---- The data

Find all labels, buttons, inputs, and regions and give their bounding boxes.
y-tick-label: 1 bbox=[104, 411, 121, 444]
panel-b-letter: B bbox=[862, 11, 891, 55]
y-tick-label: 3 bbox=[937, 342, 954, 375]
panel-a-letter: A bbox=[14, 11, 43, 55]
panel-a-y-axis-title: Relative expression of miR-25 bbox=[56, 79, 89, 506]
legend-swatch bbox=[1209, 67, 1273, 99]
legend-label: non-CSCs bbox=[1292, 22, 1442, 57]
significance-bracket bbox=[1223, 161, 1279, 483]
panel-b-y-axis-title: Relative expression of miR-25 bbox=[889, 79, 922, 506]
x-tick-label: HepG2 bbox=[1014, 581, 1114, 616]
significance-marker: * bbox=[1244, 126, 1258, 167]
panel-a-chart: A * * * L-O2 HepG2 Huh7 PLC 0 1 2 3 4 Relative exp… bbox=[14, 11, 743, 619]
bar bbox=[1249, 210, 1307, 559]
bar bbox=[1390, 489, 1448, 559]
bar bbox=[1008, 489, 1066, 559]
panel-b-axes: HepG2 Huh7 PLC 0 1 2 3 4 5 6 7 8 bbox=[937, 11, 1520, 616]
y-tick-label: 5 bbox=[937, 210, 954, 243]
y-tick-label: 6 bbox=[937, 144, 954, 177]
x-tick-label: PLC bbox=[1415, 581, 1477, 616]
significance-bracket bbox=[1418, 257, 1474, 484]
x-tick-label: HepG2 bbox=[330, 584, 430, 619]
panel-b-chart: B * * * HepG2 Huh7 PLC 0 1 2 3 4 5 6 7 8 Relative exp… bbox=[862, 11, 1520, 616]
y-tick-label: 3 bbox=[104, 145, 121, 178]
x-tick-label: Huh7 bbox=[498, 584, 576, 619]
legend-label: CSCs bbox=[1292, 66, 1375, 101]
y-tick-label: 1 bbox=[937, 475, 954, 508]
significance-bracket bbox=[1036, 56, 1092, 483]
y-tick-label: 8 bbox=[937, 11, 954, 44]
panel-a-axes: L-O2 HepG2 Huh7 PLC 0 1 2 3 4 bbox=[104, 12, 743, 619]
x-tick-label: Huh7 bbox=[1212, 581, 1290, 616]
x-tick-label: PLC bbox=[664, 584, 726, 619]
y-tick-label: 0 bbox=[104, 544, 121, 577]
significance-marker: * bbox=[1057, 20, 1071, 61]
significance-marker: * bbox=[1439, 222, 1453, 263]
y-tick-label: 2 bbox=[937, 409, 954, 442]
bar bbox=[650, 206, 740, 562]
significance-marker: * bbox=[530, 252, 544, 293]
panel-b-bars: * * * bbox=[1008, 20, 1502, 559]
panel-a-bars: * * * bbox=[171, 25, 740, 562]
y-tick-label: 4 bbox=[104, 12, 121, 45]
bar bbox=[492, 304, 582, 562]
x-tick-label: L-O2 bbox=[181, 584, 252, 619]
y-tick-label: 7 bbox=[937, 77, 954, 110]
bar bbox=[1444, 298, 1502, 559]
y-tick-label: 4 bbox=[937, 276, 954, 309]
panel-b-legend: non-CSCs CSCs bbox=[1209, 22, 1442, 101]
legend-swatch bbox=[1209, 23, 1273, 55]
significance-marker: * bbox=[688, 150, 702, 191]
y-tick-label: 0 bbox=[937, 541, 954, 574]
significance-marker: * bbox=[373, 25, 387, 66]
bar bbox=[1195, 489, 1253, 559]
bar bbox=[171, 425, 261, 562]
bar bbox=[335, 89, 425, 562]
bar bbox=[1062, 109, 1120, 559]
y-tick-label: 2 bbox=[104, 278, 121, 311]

--------

Exercise task:
Write out again, with no changes, the material from its first line through the line that contains "panel-a-letter: A bbox=[14, 11, 43, 55]", including that line.

Answer to this exercise:
Find all labels, buttons, inputs, and regions and give their bounding boxes.
y-tick-label: 1 bbox=[104, 411, 121, 444]
panel-b-letter: B bbox=[862, 11, 891, 55]
y-tick-label: 3 bbox=[937, 342, 954, 375]
panel-a-letter: A bbox=[14, 11, 43, 55]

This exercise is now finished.